__Records shown__
::::::
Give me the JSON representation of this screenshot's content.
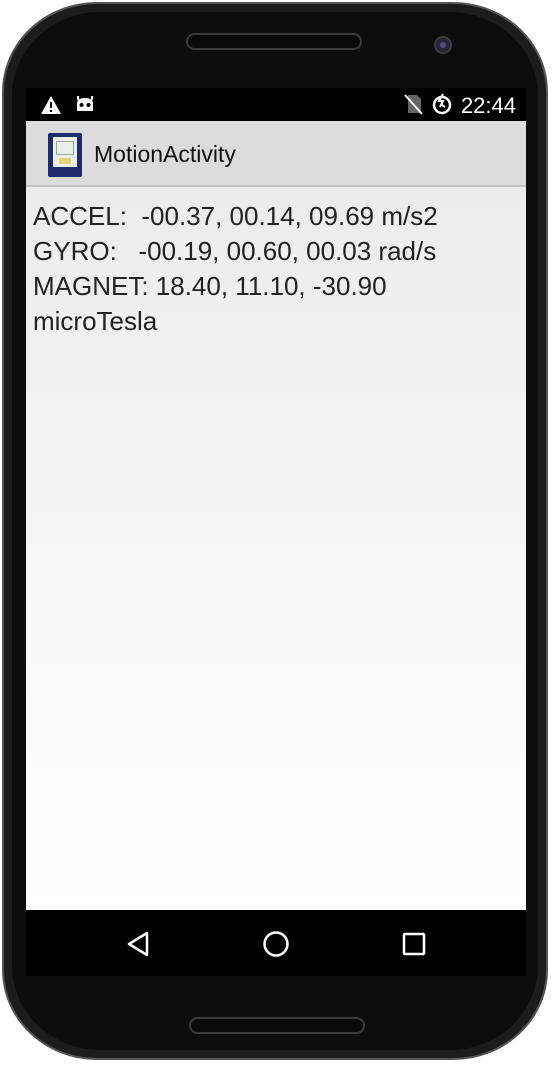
{
  "status_bar": {
    "time": "22:44",
    "icons_left": [
      "warning-icon",
      "android-debug-icon"
    ],
    "icons_right": [
      "no-sim-icon",
      "alarm-icon"
    ]
  },
  "action_bar": {
    "app_icon": "app-launcher-icon",
    "title": "MotionActivity"
  },
  "sensors": {
    "accel": "ACCEL:  -00.37, 00.14, 09.69 m/s2",
    "gyro": "GYRO:   -00.19, 00.60, 00.03 rad/s",
    "magnet": "MAGNET: 18.40, 11.10, -30.90 microTesla"
  },
  "navigation": {
    "back": "back-icon",
    "home": "home-icon",
    "recents": "recents-icon"
  },
  "colors": {
    "action_bar": "#dcdcdc",
    "status_bar": "#000000",
    "text": "#222222"
  }
}
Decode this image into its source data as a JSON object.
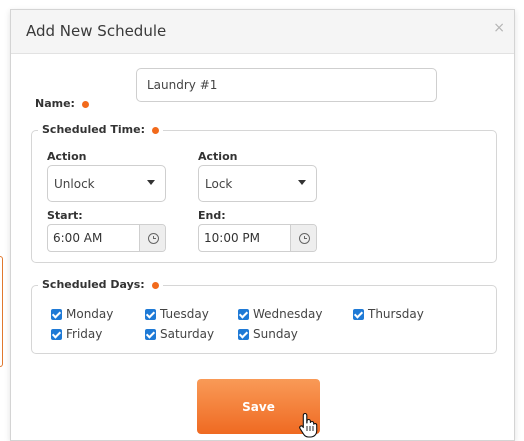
{
  "dialog": {
    "title": "Add New Schedule",
    "close_icon": "×"
  },
  "name": {
    "label": "Name:",
    "value": "Laundry #1"
  },
  "scheduled_time": {
    "legend": "Scheduled Time:",
    "start_action": {
      "label": "Action",
      "value": "Unlock"
    },
    "end_action": {
      "label": "Action",
      "value": "Lock"
    },
    "start": {
      "label": "Start:",
      "value": "6:00 AM"
    },
    "end": {
      "label": "End:",
      "value": "10:00 PM"
    }
  },
  "scheduled_days": {
    "legend": "Scheduled Days:",
    "days": [
      {
        "label": "Monday",
        "checked": true
      },
      {
        "label": "Tuesday",
        "checked": true
      },
      {
        "label": "Wednesday",
        "checked": true
      },
      {
        "label": "Thursday",
        "checked": true
      },
      {
        "label": "Friday",
        "checked": true
      },
      {
        "label": "Saturday",
        "checked": true
      },
      {
        "label": "Sunday",
        "checked": true
      }
    ]
  },
  "actions": {
    "save_label": "Save"
  },
  "colors": {
    "accent": "#ef6a22",
    "required_dot": "#f26a1b",
    "checkbox": "#1f7ad6"
  },
  "icons": [
    "close-icon",
    "required-dot-icon",
    "dropdown-caret-icon",
    "clock-icon",
    "checkbox-checked-icon",
    "hand-pointer-icon"
  ]
}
::::::
__What to work on__
Show every line of the records above that contains the word "checkbox".

__Worked answer__
    "checkbox": "#1f7ad6"
    "checkbox-checked-icon",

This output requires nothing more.